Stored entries
^^^^^^^^

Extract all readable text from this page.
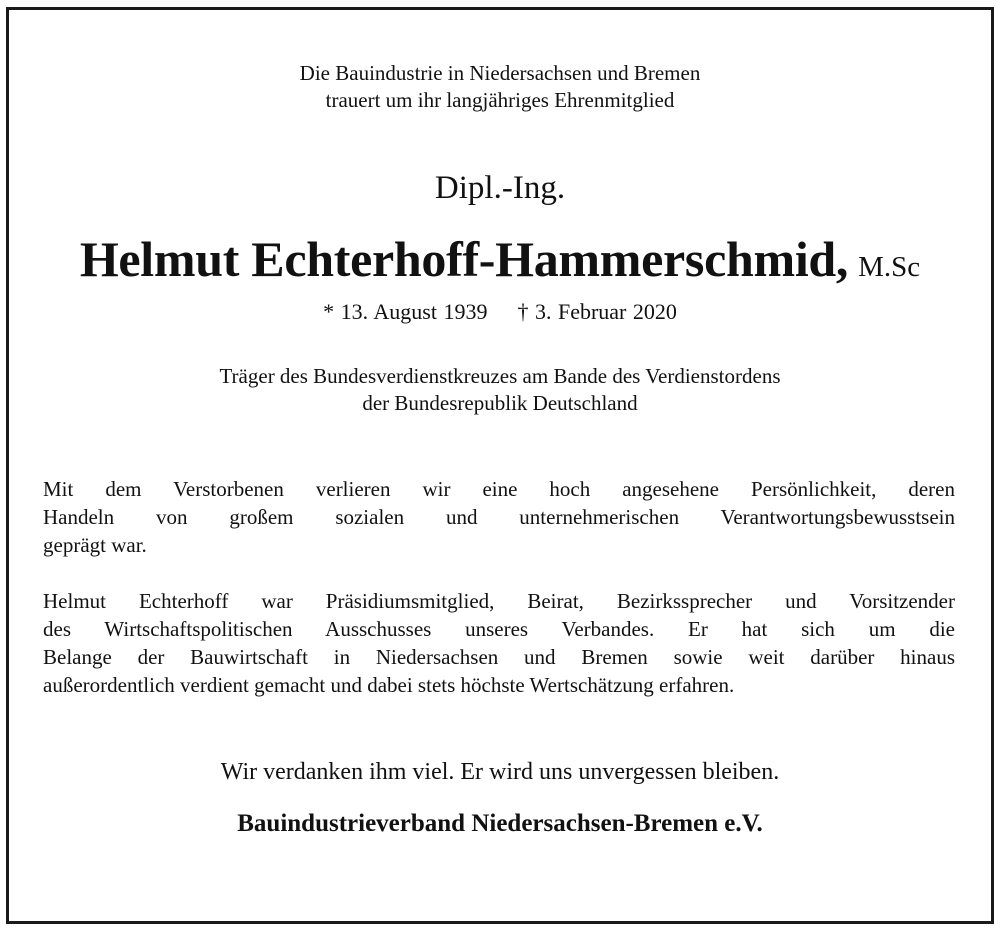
Die Bauindustrie in Niedersachsen und Bremen
trauert um ihr langjähriges Ehrenmitglied
Dipl.-Ing.
Helmut Echterhoff-Hammerschmid, M.Sc
* 13. August 1939 † 3. Februar 2020
Träger des Bundesverdienstkreuzes am Bande des Verdienstordens
der Bundesrepublik Deutschland
Mit dem Verstorbenen verlieren wir eine hoch angesehene Persönlichkeit, deren
Handeln von großem sozialen und unternehmerischen Verantwortungsbewusstsein
geprägt war.
Helmut Echterhoff war Präsidiumsmitglied, Beirat, Bezirkssprecher und Vorsitzender
des Wirtschaftspolitischen Ausschusses unseres Verbandes. Er hat sich um die
Belange der Bauwirtschaft in Niedersachsen und Bremen sowie weit darüber hinaus
außerordentlich verdient gemacht und dabei stets höchste Wertschätzung erfahren.
Wir verdanken ihm viel. Er wird uns unvergessen bleiben.
Bauindustrieverband Niedersachsen-Bremen e.V.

^^^^^^^^

__TASK DETAILS__. Pick out every line of the listing containing the word "Bremen", and show those lines.

__ANSWER BELOW__.
Die Bauindustrie in Niedersachsen und Bremen
Belange der Bauwirtschaft in Niedersachsen und Bremen sowie weit darüber hinaus
Bauindustrieverband Niedersachsen-Bremen e.V.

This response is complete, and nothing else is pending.